* _DESCRIPTION OF THE TASK_: What is the number of lines containing the word "anzeigen"? Please answer with that number and nothing more.
+++ DATASET EXCERPTS
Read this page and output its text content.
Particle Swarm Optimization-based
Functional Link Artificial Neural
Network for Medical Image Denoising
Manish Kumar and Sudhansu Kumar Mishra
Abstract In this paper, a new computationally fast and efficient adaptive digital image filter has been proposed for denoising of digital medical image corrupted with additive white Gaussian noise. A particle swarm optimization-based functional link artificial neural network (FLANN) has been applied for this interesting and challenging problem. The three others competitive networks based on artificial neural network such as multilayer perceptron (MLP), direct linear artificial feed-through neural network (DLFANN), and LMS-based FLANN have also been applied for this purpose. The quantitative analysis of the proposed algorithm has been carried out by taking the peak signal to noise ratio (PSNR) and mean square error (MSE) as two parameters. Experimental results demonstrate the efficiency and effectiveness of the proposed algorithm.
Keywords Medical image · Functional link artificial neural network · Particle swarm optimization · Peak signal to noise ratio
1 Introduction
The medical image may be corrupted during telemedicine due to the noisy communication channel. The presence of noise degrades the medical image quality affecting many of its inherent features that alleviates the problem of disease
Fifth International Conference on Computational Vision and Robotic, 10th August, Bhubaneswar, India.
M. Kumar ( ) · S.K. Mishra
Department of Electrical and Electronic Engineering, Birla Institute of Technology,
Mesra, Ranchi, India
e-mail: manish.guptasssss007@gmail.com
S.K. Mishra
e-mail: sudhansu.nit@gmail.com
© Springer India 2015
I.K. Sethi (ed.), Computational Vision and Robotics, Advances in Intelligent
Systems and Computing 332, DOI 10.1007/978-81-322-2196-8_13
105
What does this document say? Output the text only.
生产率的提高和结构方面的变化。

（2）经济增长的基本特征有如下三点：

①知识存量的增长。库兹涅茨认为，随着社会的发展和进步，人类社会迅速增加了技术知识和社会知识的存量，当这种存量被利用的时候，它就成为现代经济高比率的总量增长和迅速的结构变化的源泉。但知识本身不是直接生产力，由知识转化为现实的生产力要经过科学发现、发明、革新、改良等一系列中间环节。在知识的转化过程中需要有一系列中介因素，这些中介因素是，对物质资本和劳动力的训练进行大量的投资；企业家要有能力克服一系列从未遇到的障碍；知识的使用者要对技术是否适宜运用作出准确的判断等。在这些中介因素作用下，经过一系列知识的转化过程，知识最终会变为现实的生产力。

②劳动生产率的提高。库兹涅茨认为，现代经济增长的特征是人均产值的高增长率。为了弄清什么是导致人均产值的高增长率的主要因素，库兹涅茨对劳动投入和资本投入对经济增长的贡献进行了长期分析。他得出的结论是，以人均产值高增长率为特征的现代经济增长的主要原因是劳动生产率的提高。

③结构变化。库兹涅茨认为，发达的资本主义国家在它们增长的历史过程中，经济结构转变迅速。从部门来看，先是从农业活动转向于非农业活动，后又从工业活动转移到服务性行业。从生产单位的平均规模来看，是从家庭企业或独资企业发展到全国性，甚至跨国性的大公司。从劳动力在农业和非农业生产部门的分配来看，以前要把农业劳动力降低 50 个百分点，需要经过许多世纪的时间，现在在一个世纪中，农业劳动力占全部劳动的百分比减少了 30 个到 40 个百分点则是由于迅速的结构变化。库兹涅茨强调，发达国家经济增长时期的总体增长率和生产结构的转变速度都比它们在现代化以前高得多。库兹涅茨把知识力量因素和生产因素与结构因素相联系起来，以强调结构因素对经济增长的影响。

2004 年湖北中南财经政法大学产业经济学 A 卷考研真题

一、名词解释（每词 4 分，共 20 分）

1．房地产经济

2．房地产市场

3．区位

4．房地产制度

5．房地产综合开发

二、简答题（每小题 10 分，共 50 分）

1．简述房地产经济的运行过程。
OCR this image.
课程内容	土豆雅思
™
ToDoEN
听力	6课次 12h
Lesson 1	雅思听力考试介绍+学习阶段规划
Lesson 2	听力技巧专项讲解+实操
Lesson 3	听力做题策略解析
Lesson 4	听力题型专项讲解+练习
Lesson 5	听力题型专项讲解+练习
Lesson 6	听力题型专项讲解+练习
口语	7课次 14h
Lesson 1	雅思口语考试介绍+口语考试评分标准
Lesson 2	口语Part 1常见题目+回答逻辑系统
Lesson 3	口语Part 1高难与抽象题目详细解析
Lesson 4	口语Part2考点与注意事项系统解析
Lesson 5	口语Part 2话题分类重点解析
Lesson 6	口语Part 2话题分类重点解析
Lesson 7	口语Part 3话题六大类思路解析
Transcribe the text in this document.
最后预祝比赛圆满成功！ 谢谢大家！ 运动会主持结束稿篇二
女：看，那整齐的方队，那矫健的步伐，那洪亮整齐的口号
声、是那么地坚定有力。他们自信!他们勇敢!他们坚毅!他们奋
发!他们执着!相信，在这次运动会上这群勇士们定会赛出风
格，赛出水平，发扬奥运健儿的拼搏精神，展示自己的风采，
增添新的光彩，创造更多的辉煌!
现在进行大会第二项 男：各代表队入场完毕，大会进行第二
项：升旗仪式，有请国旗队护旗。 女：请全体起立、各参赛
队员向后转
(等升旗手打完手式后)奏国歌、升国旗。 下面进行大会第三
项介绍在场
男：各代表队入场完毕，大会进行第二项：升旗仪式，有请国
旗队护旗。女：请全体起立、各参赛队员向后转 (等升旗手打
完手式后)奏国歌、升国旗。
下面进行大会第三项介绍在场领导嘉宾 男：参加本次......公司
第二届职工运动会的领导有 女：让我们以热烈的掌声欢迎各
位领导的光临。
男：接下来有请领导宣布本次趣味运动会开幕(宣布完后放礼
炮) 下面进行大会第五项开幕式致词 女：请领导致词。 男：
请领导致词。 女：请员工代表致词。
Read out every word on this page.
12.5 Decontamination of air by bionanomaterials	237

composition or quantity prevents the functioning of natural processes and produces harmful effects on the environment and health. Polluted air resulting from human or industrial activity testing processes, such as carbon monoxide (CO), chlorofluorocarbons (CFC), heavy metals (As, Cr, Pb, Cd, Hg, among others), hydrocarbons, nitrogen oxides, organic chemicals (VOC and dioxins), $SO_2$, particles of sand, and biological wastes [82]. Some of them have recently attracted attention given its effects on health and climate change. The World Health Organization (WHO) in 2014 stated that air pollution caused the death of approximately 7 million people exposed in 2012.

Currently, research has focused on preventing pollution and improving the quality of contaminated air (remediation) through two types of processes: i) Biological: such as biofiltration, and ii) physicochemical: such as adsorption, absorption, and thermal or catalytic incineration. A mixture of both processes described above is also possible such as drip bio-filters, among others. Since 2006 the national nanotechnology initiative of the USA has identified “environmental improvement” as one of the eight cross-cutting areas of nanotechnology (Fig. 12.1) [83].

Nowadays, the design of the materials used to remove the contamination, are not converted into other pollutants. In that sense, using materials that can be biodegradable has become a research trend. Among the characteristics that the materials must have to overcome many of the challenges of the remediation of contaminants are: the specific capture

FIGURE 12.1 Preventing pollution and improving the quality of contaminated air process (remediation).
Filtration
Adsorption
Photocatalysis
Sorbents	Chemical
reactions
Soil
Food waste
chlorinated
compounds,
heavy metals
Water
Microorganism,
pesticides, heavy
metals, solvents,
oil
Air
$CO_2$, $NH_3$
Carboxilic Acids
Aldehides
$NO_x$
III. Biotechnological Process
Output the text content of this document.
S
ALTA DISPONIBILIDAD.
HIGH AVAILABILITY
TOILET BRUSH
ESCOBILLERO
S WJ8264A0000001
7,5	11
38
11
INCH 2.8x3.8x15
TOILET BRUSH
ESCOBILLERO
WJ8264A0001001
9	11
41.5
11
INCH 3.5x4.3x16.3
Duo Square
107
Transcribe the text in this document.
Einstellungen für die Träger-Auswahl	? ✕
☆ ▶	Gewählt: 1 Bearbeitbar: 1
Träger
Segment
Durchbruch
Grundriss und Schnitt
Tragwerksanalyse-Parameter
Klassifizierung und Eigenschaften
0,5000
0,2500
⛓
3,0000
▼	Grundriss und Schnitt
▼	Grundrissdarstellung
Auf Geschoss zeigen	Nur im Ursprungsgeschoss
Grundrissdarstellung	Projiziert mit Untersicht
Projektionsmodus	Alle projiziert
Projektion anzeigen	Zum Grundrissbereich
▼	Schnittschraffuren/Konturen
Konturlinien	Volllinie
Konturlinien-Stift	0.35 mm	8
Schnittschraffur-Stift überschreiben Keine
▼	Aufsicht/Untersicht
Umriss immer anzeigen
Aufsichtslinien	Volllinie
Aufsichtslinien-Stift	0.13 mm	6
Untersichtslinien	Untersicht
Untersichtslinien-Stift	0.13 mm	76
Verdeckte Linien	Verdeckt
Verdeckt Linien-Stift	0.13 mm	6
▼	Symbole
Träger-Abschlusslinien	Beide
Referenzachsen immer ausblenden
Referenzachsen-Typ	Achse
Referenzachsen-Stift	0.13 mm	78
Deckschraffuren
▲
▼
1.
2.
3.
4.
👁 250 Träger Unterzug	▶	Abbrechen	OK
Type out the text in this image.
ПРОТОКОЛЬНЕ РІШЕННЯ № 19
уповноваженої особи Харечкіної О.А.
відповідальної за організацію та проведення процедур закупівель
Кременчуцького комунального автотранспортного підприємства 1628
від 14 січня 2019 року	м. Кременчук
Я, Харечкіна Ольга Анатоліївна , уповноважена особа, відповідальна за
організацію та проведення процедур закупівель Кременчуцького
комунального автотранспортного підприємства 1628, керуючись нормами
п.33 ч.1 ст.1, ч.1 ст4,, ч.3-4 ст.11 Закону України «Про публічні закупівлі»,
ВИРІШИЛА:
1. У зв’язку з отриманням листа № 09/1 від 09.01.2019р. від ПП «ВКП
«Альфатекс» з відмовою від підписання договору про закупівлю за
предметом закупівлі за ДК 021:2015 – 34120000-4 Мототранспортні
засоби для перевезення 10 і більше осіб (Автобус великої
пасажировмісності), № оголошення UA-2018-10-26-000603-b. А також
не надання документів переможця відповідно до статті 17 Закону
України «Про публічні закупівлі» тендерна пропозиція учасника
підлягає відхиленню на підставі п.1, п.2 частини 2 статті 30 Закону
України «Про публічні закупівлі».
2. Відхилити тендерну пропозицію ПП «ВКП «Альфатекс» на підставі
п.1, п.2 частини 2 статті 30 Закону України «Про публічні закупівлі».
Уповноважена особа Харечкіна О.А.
++++++
* _RESULT OF THIS EXERCISE_: 2